-------- RECORD EXCERPTS

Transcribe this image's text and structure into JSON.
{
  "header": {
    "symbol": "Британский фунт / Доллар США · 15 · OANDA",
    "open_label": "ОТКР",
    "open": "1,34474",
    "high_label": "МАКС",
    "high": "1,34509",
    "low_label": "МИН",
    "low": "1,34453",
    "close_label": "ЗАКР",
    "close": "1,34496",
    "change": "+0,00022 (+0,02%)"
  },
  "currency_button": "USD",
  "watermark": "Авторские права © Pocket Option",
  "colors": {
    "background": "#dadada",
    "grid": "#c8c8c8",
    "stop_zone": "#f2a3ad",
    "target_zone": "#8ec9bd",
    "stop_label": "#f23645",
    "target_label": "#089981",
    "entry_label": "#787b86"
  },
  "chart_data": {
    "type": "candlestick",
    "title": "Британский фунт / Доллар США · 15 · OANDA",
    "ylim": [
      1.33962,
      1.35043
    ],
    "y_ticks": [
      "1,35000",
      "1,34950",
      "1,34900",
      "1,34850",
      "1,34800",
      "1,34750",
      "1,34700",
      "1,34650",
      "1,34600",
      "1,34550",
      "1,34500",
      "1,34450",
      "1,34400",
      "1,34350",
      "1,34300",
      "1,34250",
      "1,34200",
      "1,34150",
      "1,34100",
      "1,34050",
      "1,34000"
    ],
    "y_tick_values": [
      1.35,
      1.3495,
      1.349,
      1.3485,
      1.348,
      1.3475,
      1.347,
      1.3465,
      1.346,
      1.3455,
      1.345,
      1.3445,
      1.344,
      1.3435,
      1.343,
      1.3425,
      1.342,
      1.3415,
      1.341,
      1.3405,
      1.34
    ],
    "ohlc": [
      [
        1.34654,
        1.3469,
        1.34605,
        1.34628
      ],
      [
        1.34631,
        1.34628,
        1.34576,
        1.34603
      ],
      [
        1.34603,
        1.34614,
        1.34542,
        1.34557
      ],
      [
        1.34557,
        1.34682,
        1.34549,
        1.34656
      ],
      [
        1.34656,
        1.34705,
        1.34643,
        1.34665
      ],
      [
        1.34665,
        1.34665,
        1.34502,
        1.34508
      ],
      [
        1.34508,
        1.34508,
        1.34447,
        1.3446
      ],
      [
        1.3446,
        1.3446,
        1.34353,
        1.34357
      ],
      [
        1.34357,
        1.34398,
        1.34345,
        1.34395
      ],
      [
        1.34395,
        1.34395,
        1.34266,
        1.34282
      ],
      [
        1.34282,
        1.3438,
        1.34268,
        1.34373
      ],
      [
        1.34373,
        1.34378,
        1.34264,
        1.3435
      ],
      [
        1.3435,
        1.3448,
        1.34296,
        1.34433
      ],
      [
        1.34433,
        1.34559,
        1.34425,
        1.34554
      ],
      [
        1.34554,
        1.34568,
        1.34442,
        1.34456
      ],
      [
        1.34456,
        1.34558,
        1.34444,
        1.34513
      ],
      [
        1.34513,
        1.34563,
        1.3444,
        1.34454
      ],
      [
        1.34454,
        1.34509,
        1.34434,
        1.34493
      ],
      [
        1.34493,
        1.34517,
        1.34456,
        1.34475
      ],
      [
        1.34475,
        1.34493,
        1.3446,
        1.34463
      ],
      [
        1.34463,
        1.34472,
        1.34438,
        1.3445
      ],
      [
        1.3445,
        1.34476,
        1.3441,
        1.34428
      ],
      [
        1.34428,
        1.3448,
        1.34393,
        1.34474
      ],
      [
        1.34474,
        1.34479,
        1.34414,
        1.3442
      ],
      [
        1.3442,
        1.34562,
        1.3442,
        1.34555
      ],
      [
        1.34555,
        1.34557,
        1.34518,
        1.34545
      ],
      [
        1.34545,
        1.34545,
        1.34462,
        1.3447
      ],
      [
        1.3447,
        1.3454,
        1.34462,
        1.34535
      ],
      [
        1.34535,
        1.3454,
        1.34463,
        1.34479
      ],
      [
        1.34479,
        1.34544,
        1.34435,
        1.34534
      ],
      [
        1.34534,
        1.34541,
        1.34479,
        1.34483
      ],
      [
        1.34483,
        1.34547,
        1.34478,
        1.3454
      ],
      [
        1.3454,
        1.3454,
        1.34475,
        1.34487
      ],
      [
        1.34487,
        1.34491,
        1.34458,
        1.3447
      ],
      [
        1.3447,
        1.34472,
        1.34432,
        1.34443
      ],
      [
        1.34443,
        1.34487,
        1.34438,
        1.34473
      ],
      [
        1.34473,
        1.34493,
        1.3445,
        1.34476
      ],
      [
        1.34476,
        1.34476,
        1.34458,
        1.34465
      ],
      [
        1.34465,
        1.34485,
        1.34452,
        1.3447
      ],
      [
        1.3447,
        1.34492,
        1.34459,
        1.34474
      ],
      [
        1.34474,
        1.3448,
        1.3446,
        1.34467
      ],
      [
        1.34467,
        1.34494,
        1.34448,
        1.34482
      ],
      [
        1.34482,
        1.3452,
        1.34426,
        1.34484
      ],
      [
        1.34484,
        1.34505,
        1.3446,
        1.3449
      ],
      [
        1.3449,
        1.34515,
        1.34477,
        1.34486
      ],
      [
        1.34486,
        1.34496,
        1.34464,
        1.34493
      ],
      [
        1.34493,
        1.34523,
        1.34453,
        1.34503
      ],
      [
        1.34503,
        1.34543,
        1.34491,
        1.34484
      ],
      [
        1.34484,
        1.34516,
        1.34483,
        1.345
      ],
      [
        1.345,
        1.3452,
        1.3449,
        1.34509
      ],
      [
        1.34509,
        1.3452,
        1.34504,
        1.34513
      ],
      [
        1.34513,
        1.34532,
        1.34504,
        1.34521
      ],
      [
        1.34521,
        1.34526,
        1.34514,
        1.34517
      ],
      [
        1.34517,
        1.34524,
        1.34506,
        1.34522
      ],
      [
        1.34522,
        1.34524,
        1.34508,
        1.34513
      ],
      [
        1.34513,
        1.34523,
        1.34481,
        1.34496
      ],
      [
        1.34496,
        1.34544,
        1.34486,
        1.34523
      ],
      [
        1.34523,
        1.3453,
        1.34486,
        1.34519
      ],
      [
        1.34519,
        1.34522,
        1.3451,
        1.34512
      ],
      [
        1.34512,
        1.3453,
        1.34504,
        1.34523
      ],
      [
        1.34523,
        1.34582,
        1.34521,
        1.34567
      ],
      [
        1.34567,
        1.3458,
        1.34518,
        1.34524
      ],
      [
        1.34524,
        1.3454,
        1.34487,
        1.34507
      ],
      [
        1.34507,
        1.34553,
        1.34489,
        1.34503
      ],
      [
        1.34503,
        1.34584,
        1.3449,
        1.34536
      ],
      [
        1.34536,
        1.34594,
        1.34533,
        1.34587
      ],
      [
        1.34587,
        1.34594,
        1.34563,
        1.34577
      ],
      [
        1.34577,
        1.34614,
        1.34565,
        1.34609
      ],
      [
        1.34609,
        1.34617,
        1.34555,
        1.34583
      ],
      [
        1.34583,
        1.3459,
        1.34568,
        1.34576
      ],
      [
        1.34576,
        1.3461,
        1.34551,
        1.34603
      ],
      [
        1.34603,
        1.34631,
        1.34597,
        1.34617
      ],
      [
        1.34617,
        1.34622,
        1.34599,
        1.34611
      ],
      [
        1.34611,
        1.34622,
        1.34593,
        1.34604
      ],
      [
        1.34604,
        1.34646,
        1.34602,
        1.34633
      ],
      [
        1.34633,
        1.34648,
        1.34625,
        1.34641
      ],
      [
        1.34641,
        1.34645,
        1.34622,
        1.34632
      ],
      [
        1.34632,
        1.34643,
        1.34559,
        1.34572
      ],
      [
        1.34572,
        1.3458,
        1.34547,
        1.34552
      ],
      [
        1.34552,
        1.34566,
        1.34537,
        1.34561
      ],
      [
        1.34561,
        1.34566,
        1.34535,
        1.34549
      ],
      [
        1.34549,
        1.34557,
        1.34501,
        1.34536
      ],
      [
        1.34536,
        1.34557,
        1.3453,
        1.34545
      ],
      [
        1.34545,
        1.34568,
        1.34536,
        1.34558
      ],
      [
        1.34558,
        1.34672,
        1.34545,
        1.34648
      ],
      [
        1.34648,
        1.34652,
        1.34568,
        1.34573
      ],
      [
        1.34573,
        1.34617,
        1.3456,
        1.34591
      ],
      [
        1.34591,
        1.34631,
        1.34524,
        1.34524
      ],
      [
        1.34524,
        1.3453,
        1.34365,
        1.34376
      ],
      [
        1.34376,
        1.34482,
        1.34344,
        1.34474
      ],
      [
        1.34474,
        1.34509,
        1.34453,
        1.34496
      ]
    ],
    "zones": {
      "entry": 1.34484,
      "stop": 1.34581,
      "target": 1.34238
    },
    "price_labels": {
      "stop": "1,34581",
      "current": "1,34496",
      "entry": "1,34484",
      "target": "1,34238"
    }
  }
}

----------------

▶ [TASK INSTRUCTIONS]
Each line in the listing above either holds the string "Доллар" or does not; state how many do, giving the number only.

▶ [SOLUTION BELOW]
2